What is asked ::
Please quote the material exactly, every line of it.

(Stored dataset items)
**********

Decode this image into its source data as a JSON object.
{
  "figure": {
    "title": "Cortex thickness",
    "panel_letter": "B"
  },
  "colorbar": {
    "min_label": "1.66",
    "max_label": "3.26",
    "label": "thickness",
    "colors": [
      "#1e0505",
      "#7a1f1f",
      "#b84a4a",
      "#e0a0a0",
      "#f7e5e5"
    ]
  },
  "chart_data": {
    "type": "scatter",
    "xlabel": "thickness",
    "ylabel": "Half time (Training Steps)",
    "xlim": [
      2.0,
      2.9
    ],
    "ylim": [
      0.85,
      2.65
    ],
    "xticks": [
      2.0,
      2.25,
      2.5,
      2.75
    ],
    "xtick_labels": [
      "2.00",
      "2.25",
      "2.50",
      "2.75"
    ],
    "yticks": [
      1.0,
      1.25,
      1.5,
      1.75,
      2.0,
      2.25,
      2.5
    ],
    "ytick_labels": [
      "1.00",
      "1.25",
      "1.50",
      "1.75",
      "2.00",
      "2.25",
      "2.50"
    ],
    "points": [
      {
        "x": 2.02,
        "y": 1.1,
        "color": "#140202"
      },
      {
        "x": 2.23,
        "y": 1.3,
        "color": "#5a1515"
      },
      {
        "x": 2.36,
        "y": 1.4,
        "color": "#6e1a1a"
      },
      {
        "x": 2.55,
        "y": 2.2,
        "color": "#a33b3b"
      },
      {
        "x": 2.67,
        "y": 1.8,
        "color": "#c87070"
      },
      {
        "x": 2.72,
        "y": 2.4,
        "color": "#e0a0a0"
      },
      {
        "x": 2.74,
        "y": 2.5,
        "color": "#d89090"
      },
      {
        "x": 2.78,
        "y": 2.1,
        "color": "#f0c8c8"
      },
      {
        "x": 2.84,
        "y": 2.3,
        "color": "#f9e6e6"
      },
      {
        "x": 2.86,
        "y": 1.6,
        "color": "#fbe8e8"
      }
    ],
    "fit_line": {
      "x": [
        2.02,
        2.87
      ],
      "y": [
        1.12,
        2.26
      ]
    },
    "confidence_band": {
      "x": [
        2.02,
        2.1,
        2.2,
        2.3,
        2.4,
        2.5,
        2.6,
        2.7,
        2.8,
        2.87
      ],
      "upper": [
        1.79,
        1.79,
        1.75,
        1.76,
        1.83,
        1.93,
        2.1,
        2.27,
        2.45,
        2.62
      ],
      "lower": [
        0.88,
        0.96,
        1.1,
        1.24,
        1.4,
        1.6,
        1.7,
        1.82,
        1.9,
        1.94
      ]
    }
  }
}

**********

Task output ::
Decode this image into its source data as a JSON object.
{
  "figure": {
    "title": "Cortex thickness",
    "panel_letter": "B"
  },
  "colorbar": {
    "min_label": "1.66",
    "max_label": "3.26",
    "label": "thickness",
    "colors": [
      "#1e0505",
      "#7a1f1f",
      "#b84a4a",
      "#e0a0a0",
      "#f7e5e5"
    ]
  },
  "chart_data": {
    "type": "scatter",
    "xlabel": "thickness",
    "ylabel": "Half time (Training Steps)",
    "xlim": [
      2.0,
      2.9
    ],
    "ylim": [
      0.85,
      2.65
    ],
    "xticks": [
      2.0,
      2.25,
      2.5,
      2.75
    ],
    "xtick_labels": [
      "2.00",
      "2.25",
      "2.50",
      "2.75"
    ],
    "yticks": [
      1.0,
      1.25,
      1.5,
      1.75,
      2.0,
      2.25,
      2.5
    ],
    "ytick_labels": [
      "1.00",
      "1.25",
      "1.50",
      "1.75",
      "2.00",
      "2.25",
      "2.50"
    ],
    "points": [
      {
        "x": 2.02,
        "y": 1.1,
        "color": "#140202"
      },
      {
        "x": 2.23,
        "y": 1.3,
        "color": "#5a1515"
      },
      {
        "x": 2.36,
        "y": 1.4,
        "color": "#6e1a1a"
      },
      {
        "x": 2.55,
        "y": 2.2,
        "color": "#a33b3b"
      },
      {
        "x": 2.67,
        "y": 1.8,
        "color": "#c87070"
      },
      {
        "x": 2.72,
        "y": 2.4,
        "color": "#e0a0a0"
      },
      {
        "x": 2.74,
        "y": 2.5,
        "color": "#d89090"
      },
      {
        "x": 2.78,
        "y": 2.1,
        "color": "#f0c8c8"
      },
      {
        "x": 2.84,
        "y": 2.3,
        "color": "#f9e6e6"
      },
      {
        "x": 2.86,
        "y": 1.6,
        "color": "#fbe8e8"
      }
    ],
    "fit_line": {
      "x": [
        2.02,
        2.87
      ],
      "y": [
        1.12,
        2.26
      ]
    },
    "confidence_band": {
      "x": [
        2.02,
        2.1,
        2.2,
        2.3,
        2.4,
        2.5,
        2.6,
        2.7,
        2.8,
        2.87
      ],
      "upper": [
        1.79,
        1.79,
        1.75,
        1.76,
        1.83,
        1.93,
        2.1,
        2.27,
        2.45,
        2.62
      ],
      "lower": [
        0.88,
        0.96,
        1.1,
        1.24,
        1.4,
        1.6,
        1.7,
        1.82,
        1.9,
        1.94
      ]
    }
  }
}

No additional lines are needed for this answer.